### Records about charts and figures
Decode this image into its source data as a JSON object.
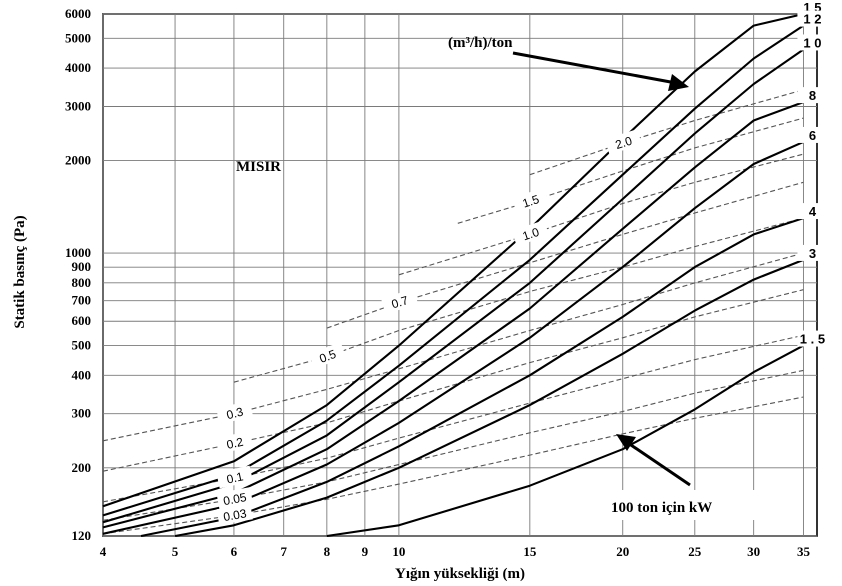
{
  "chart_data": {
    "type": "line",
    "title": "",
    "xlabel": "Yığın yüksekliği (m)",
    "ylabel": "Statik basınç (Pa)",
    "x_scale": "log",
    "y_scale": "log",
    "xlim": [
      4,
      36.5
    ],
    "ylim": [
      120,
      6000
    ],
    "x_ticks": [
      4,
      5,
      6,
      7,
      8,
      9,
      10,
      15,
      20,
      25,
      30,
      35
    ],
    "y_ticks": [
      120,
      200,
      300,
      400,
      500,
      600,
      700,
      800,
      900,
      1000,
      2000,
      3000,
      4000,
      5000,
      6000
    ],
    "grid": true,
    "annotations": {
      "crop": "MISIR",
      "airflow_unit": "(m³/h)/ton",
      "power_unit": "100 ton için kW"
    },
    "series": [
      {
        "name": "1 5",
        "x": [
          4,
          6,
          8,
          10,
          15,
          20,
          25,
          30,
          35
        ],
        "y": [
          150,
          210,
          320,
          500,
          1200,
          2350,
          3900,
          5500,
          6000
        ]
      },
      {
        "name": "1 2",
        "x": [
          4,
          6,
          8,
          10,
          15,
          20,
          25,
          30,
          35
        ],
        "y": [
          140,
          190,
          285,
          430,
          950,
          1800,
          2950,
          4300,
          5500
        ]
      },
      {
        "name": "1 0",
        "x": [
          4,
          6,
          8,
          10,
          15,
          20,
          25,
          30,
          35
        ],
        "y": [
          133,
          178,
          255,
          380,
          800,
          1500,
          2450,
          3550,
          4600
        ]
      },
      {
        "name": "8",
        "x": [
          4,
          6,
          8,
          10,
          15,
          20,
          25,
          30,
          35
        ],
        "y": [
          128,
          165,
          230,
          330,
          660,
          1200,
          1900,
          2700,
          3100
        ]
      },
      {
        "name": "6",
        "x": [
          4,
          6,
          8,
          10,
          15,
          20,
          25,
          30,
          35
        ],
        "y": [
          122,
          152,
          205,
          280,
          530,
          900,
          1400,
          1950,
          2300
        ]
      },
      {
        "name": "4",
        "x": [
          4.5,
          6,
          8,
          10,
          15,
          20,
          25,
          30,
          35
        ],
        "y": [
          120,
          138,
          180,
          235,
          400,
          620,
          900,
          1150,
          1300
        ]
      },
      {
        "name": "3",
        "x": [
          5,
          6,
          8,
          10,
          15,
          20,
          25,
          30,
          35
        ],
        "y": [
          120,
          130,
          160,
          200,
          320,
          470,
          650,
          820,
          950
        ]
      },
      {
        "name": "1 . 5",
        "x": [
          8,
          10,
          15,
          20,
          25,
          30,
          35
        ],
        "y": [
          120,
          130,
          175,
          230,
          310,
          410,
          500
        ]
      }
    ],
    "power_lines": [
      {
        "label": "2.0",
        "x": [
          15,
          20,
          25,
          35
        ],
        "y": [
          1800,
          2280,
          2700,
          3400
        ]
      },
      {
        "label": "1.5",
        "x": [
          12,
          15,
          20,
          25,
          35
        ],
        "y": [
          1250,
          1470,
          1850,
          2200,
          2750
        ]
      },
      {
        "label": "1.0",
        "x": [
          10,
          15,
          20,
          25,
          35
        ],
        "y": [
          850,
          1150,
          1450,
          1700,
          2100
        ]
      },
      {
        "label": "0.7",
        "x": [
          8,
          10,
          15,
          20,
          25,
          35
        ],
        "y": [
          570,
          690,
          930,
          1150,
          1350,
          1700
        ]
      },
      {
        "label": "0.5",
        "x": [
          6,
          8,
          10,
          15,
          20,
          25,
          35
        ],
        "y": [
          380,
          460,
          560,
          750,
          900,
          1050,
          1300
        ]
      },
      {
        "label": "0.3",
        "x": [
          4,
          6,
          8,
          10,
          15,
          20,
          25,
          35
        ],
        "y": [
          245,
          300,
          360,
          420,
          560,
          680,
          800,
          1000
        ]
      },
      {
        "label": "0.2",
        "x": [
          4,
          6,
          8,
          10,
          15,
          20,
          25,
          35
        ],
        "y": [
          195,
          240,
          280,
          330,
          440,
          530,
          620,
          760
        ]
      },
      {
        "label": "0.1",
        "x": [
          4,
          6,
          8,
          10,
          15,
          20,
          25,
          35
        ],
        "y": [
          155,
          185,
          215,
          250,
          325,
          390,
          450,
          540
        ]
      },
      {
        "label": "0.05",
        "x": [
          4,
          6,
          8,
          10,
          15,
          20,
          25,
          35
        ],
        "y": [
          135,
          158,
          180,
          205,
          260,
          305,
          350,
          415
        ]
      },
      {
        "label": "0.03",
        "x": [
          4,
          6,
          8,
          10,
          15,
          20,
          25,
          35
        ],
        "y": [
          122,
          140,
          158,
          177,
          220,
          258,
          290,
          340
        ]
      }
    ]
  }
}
* * *
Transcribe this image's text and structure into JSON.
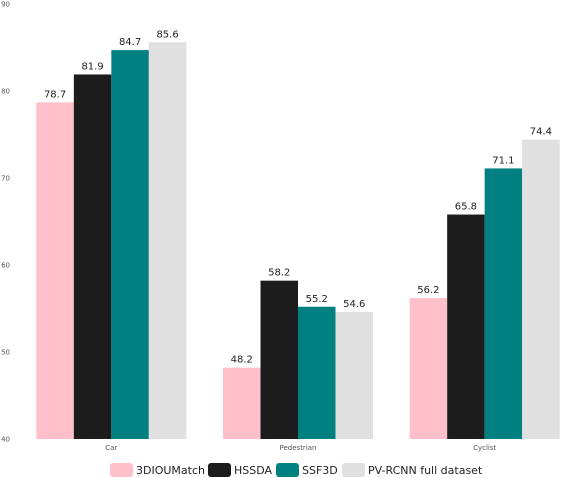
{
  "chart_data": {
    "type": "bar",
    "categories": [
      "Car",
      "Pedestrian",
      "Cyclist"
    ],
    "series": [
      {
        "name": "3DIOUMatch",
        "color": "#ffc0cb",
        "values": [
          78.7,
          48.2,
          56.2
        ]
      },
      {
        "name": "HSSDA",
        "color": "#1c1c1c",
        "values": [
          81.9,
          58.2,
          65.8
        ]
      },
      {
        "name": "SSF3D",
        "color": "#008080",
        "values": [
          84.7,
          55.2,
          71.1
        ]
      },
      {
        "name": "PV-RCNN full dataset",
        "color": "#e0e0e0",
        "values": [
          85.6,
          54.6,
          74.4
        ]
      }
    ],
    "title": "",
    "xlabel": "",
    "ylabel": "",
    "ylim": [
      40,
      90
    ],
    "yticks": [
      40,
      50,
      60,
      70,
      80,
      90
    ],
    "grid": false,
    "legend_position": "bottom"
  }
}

### TASK BRIEF
Using the listing above, locate the lines that hold "into" and copy each one.

### SOLUTION TO THE EXERCISE
Decode this image into its source data as a JSON object.
Transcribe this image's text and structure into JSON.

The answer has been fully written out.